:: Work to complete ::
Copy out every record below with complete accuracy.
--
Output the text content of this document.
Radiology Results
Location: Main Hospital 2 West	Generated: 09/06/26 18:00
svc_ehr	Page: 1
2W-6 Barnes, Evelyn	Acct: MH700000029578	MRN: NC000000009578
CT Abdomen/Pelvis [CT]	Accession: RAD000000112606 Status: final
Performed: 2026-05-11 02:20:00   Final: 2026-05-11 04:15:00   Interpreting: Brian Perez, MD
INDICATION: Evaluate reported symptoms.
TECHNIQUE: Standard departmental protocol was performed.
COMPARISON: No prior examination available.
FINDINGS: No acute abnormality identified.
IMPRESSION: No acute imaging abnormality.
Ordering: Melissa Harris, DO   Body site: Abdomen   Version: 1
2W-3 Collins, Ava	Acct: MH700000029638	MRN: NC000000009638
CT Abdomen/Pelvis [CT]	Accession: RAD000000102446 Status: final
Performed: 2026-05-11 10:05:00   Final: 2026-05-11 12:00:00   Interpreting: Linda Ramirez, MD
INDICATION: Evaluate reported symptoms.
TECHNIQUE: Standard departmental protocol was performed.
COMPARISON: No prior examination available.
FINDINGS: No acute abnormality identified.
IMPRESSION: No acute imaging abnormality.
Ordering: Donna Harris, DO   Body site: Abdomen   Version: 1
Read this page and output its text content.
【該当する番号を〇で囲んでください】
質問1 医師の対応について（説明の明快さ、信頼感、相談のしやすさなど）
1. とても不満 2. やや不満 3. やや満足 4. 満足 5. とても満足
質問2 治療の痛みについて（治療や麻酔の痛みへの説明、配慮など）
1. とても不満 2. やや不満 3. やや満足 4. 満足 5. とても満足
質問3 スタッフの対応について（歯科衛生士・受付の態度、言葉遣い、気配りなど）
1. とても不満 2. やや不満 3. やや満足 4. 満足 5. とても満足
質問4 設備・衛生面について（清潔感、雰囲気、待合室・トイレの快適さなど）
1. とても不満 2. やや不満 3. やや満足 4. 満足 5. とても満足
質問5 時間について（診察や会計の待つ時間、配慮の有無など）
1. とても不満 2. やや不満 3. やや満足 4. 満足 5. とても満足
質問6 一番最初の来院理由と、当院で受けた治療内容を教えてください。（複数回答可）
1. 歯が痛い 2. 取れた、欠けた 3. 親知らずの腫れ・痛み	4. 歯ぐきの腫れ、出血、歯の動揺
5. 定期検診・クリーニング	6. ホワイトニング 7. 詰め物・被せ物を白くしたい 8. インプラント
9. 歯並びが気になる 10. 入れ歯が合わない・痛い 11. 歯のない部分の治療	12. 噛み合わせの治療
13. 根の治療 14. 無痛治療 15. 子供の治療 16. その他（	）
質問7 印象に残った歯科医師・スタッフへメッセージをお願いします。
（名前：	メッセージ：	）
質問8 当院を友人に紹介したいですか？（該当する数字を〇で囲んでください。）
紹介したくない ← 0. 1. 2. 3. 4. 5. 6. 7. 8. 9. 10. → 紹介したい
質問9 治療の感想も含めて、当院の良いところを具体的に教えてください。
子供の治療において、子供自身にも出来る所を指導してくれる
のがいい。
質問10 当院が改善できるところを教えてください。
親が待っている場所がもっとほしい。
--
:: Solution to this problem ::
Output the text content of this document.
Radiology Results
Location: Main Hospital 2 West	Generated: 09/06/26 18:00
svc_ehr	Page: 1
2W-6 Barnes, Evelyn	Acct: MH700000029578	MRN: NC000000009578
CT Abdomen/Pelvis [CT]	Accession: RAD000000112606 Status: final
Performed: 2026-05-11 02:20:00   Final: 2026-05-11 04:15:00   Interpreting: Brian Perez, MD
INDICATION: Evaluate reported symptoms.
TECHNIQUE: Standard departmental protocol was performed.
COMPARISON: No prior examination available.
FINDINGS: No acute abnormality identified.
IMPRESSION: No acute imaging abnormality.
Ordering: Melissa Harris, DO   Body site: Abdomen   Version: 1
2W-3 Collins, Ava	Acct: MH700000029638	MRN: NC000000009638
CT Abdomen/Pelvis [CT]	Accession: RAD000000102446 Status: final
Performed: 2026-05-11 10:05:00   Final: 2026-05-11 12:00:00   Interpreting: Linda Ramirez, MD
INDICATION: Evaluate reported symptoms.
TECHNIQUE: Standard departmental protocol was performed.
COMPARISON: No prior examination available.
FINDINGS: No acute abnormality identified.
IMPRESSION: No acute imaging abnormality.
Ordering: Donna Harris, DO   Body site: Abdomen   Version: 1
Read this page and output its text content.
【該当する番号を〇で囲んでください】
質問1 医師の対応について（説明の明快さ、信頼感、相談のしやすさなど）
1. とても不満 2. やや不満 3. やや満足 4. 満足 5. とても満足
質問2 治療の痛みについて（治療や麻酔の痛みへの説明、配慮など）
1. とても不満 2. やや不満 3. やや満足 4. 満足 5. とても満足
質問3 スタッフの対応について（歯科衛生士・受付の態度、言葉遣い、気配りなど）
1. とても不満 2. やや不満 3. やや満足 4. 満足 5. とても満足
質問4 設備・衛生面について（清潔感、雰囲気、待合室・トイレの快適さなど）
1. とても不満 2. やや不満 3. やや満足 4. 満足 5. とても満足
質問5 時間について（診察や会計の待つ時間、配慮の有無など）
1. とても不満 2. やや不満 3. やや満足 4. 満足 5. とても満足
質問6 一番最初の来院理由と、当院で受けた治療内容を教えてください。（複数回答可）
1. 歯が痛い 2. 取れた、欠けた 3. 親知らずの腫れ・痛み	4. 歯ぐきの腫れ、出血、歯の動揺
5. 定期検診・クリーニング	6. ホワイトニング 7. 詰め物・被せ物を白くしたい 8. インプラント
9. 歯並びが気になる 10. 入れ歯が合わない・痛い 11. 歯のない部分の治療	12. 噛み合わせの治療
13. 根の治療 14. 無痛治療 15. 子供の治療 16. その他（	）
質問7 印象に残った歯科医師・スタッフへメッセージをお願いします。
（名前：	メッセージ：	）
質問8 当院を友人に紹介したいですか？（該当する数字を〇で囲んでください。）
紹介したくない ← 0. 1. 2. 3. 4. 5. 6. 7. 8. 9. 10. → 紹介したい
質問9 治療の感想も含めて、当院の良いところを具体的に教えてください。
子供の治療において、子供自身にも出来る所を指導してくれる
のがいい。
質問10 当院が改善できるところを教えてください。
親が待っている場所がもっとほしい。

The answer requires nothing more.